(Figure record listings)
---+---

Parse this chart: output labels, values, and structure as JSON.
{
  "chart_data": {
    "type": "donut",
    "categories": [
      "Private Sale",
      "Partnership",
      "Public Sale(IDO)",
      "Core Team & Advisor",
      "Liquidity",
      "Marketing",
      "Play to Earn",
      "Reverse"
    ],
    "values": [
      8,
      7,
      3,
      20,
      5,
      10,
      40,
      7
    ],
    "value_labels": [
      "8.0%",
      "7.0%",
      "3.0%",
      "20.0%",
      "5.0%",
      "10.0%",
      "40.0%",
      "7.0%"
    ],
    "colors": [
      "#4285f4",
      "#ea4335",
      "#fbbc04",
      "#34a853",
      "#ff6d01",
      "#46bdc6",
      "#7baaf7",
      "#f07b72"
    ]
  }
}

---+---

Repeat each record in full; every line must match exactly.

Parse this chart: output labels, values, and structure as JSON.
{
  "chart_data": {
    "type": "donut",
    "categories": [
      "Private Sale",
      "Partnership",
      "Public Sale(IDO)",
      "Core Team & Advisor",
      "Liquidity",
      "Marketing",
      "Play to Earn",
      "Reverse"
    ],
    "values": [
      8,
      7,
      3,
      20,
      5,
      10,
      40,
      7
    ],
    "value_labels": [
      "8.0%",
      "7.0%",
      "3.0%",
      "20.0%",
      "5.0%",
      "10.0%",
      "40.0%",
      "7.0%"
    ],
    "colors": [
      "#4285f4",
      "#ea4335",
      "#fbbc04",
      "#34a853",
      "#ff6d01",
      "#46bdc6",
      "#7baaf7",
      "#f07b72"
    ]
  }
}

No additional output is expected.